** Material provided **
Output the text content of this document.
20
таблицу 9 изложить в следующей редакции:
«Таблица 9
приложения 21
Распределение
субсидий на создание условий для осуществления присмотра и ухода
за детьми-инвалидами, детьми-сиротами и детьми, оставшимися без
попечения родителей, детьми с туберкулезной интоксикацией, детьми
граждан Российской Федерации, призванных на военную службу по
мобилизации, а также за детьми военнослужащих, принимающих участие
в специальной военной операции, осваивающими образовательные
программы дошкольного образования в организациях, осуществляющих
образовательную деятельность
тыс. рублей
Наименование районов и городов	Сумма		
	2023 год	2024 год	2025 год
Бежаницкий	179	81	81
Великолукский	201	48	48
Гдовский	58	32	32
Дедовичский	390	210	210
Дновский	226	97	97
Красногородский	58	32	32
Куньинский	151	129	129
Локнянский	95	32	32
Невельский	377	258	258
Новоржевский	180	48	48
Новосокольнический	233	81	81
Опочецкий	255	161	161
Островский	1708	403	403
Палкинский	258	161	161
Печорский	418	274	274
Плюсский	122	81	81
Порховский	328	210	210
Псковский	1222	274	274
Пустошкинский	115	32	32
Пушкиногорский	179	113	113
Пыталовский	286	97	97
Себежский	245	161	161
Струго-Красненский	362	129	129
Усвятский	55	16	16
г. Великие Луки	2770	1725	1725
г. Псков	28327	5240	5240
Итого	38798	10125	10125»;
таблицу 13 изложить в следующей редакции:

** Requirements **
Exactly as written above, please repeat the entries.

** Output **
Output the text content of this document.
20
таблицу 9 изложить в следующей редакции:
«Таблица 9
приложения 21
Распределение
субсидий на создание условий для осуществления присмотра и ухода
за детьми-инвалидами, детьми-сиротами и детьми, оставшимися без
попечения родителей, детьми с туберкулезной интоксикацией, детьми
граждан Российской Федерации, призванных на военную службу по
мобилизации, а также за детьми военнослужащих, принимающих участие
в специальной военной операции, осваивающими образовательные
программы дошкольного образования в организациях, осуществляющих
образовательную деятельность
тыс. рублей
Наименование районов и городов	Сумма		
	2023 год	2024 год	2025 год
Бежаницкий	179	81	81
Великолукский	201	48	48
Гдовский	58	32	32
Дедовичский	390	210	210
Дновский	226	97	97
Красногородский	58	32	32
Куньинский	151	129	129
Локнянский	95	32	32
Невельский	377	258	258
Новоржевский	180	48	48
Новосокольнический	233	81	81
Опочецкий	255	161	161
Островский	1708	403	403
Палкинский	258	161	161
Печорский	418	274	274
Плюсский	122	81	81
Порховский	328	210	210
Псковский	1222	274	274
Пустошкинский	115	32	32
Пушкиногорский	179	113	113
Пыталовский	286	97	97
Себежский	245	161	161
Струго-Красненский	362	129	129
Усвятский	55	16	16
г. Великие Луки	2770	1725	1725
г. Псков	28327	5240	5240
Итого	38798	10125	10125»;
таблицу 13 изложить в следующей редакции:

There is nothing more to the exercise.